SET TASK: What number of lines hold the word "varied"? State that number and nothing besides.

********************

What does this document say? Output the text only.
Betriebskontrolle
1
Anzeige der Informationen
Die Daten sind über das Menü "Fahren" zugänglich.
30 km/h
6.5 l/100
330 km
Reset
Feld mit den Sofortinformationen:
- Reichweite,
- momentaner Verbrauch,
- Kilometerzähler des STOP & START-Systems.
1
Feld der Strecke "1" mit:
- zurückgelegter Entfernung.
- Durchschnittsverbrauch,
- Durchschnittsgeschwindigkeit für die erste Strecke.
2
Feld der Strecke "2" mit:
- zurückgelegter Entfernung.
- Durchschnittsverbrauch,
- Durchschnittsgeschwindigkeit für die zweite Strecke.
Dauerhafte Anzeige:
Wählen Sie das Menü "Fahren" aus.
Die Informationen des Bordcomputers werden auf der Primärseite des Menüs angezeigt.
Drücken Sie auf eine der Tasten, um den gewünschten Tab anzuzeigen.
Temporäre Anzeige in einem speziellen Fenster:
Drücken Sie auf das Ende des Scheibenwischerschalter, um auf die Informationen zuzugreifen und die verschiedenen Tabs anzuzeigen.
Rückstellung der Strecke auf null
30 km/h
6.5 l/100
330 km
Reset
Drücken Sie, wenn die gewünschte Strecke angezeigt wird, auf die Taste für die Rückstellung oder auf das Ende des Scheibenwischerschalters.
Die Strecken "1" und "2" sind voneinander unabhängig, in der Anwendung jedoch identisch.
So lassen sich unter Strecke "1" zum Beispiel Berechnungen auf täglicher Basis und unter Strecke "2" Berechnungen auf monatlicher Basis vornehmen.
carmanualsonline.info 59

********************

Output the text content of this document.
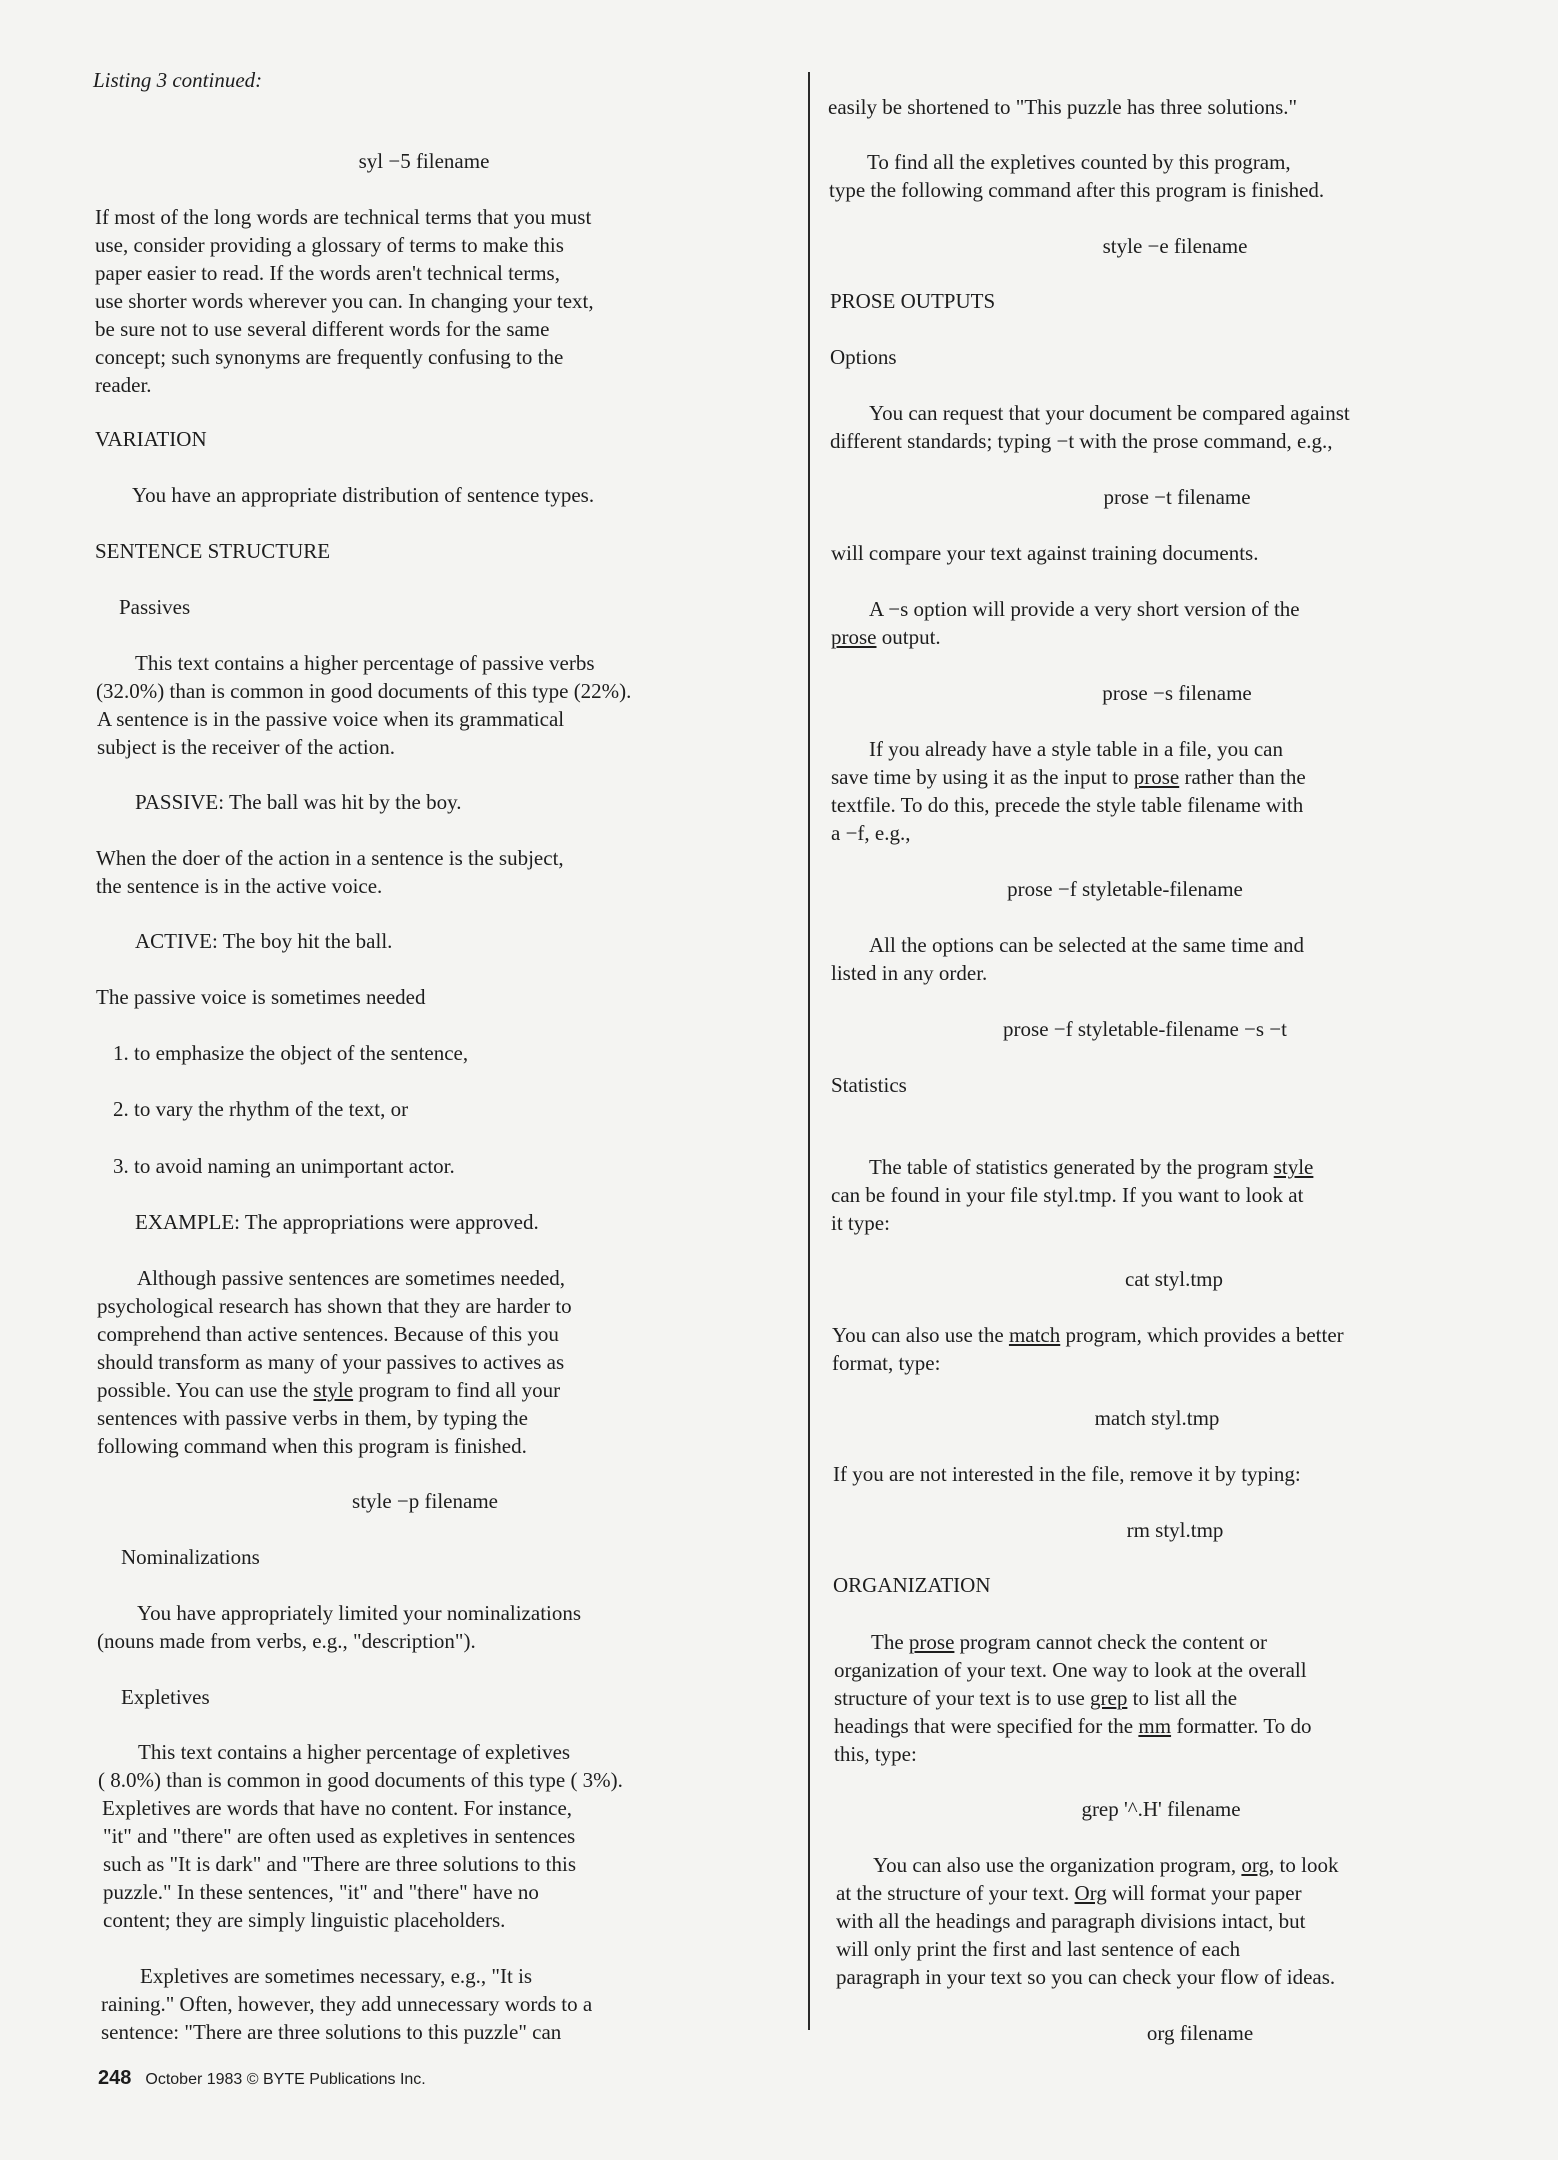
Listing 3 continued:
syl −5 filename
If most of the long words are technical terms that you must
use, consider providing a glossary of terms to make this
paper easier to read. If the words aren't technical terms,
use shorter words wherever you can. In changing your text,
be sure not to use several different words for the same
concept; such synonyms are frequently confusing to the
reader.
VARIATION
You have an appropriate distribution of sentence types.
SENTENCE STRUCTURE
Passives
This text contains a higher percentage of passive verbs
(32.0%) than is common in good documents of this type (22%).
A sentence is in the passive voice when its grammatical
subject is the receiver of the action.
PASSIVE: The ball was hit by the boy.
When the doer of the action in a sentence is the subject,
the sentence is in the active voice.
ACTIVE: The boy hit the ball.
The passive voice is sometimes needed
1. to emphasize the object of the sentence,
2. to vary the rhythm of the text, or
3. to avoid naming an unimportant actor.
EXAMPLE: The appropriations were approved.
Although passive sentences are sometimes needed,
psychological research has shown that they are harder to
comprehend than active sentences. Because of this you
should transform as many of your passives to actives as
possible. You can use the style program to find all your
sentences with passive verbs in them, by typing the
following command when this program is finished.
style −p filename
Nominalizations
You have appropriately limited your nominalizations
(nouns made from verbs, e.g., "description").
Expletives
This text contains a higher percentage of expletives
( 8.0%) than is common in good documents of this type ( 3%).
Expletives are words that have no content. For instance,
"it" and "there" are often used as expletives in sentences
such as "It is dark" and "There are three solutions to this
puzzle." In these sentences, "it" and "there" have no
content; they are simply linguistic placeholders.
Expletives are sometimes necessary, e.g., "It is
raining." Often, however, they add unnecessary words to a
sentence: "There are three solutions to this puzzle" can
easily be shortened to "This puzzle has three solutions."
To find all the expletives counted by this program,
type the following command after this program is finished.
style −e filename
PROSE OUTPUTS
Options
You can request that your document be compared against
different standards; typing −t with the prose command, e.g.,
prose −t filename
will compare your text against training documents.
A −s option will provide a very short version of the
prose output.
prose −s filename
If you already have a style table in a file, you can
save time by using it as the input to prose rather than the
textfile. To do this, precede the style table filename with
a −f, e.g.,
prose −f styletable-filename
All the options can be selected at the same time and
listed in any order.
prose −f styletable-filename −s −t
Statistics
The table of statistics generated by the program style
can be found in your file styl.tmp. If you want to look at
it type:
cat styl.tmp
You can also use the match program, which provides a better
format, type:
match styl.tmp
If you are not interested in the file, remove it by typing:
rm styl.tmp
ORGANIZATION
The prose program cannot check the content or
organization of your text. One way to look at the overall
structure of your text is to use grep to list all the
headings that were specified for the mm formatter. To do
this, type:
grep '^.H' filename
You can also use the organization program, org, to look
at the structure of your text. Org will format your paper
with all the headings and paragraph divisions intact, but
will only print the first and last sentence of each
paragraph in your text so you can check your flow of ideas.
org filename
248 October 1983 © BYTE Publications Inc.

********************

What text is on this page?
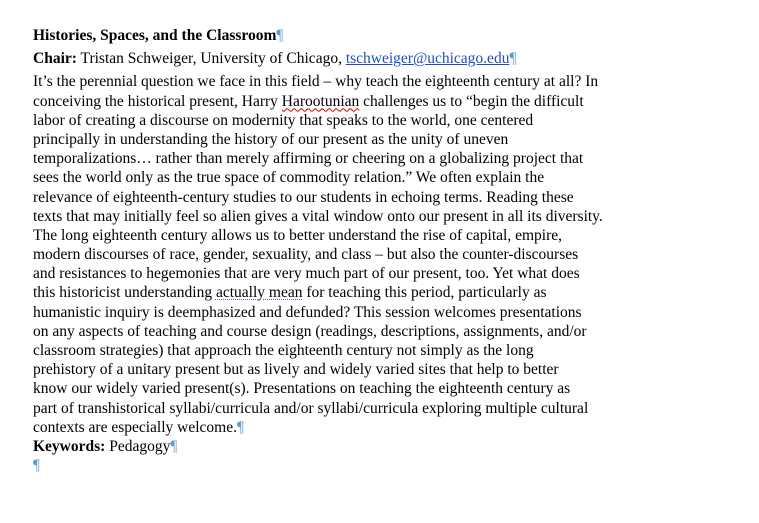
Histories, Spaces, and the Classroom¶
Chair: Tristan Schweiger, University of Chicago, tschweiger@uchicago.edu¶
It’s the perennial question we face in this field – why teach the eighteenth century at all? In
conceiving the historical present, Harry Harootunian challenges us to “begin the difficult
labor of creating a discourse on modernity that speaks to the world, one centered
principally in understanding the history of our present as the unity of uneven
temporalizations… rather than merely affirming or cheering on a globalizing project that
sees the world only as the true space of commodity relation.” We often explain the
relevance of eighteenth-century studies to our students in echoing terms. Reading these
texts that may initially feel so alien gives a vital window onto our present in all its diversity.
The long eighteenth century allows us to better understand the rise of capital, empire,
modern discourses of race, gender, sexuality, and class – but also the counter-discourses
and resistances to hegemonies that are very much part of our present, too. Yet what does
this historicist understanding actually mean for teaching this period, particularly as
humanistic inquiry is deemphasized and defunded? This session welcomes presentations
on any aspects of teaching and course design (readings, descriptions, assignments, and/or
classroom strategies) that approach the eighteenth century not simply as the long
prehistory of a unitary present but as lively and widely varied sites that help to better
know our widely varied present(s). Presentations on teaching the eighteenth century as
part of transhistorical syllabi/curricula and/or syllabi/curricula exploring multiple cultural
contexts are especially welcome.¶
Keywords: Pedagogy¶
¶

********************

OUTPUT FOR THIS EXERCISE: 2